## What you need to do
Write out the records below word for word, please.

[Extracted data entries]
● ● ● ●
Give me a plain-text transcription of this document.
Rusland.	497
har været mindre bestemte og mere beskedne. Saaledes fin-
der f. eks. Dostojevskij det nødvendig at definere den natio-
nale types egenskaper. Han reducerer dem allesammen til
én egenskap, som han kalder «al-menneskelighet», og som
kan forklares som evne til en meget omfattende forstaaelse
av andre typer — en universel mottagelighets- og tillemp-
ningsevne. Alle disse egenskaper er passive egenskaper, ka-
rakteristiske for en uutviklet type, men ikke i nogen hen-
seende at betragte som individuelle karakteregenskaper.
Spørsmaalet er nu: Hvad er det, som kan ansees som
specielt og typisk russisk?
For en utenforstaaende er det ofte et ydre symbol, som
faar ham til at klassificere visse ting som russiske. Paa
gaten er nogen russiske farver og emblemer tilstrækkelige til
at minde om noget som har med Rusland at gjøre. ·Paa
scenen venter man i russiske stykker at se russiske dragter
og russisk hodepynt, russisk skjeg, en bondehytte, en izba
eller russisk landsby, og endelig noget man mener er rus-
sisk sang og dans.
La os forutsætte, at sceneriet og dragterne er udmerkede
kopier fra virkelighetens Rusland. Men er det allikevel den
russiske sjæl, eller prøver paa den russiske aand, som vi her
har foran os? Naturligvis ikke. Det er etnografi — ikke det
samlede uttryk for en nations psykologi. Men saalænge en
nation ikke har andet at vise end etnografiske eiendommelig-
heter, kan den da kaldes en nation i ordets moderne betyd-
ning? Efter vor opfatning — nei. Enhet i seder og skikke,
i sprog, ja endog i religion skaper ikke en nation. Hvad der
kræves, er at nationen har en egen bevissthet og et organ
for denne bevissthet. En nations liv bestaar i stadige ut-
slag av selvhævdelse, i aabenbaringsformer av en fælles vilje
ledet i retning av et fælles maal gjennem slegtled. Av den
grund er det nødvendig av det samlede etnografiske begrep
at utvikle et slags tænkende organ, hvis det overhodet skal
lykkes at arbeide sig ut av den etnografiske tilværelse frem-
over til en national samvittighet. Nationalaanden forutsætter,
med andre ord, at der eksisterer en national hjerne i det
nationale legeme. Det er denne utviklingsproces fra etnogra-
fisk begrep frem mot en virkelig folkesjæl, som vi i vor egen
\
● ● ● ●
## Correct answer
Give me a plain-text transcription of this document.
Rusland.	497
har været mindre bestemte og mere beskedne. Saaledes fin-
der f. eks. Dostojevskij det nødvendig at definere den natio-
nale types egenskaper. Han reducerer dem allesammen til
én egenskap, som han kalder «al-menneskelighet», og som
kan forklares som evne til en meget omfattende forstaaelse
av andre typer — en universel mottagelighets- og tillemp-
ningsevne. Alle disse egenskaper er passive egenskaper, ka-
rakteristiske for en uutviklet type, men ikke i nogen hen-
seende at betragte som individuelle karakteregenskaper.
Spørsmaalet er nu: Hvad er det, som kan ansees som
specielt og typisk russisk?
For en utenforstaaende er det ofte et ydre symbol, som
faar ham til at klassificere visse ting som russiske. Paa
gaten er nogen russiske farver og emblemer tilstrækkelige til
at minde om noget som har med Rusland at gjøre. ·Paa
scenen venter man i russiske stykker at se russiske dragter
og russisk hodepynt, russisk skjeg, en bondehytte, en izba
eller russisk landsby, og endelig noget man mener er rus-
sisk sang og dans.
La os forutsætte, at sceneriet og dragterne er udmerkede
kopier fra virkelighetens Rusland. Men er det allikevel den
russiske sjæl, eller prøver paa den russiske aand, som vi her
har foran os? Naturligvis ikke. Det er etnografi — ikke det
samlede uttryk for en nations psykologi. Men saalænge en
nation ikke har andet at vise end etnografiske eiendommelig-
heter, kan den da kaldes en nation i ordets moderne betyd-
ning? Efter vor opfatning — nei. Enhet i seder og skikke,
i sprog, ja endog i religion skaper ikke en nation. Hvad der
kræves, er at nationen har en egen bevissthet og et organ
for denne bevissthet. En nations liv bestaar i stadige ut-
slag av selvhævdelse, i aabenbaringsformer av en fælles vilje
ledet i retning av et fælles maal gjennem slegtled. Av den
grund er det nødvendig av det samlede etnografiske begrep
at utvikle et slags tænkende organ, hvis det overhodet skal
lykkes at arbeide sig ut av den etnografiske tilværelse frem-
over til en national samvittighet. Nationalaanden forutsætter,
med andre ord, at der eksisterer en national hjerne i det
nationale legeme. Det er denne utviklingsproces fra etnogra-
fisk begrep frem mot en virkelig folkesjæl, som vi i vor egen
\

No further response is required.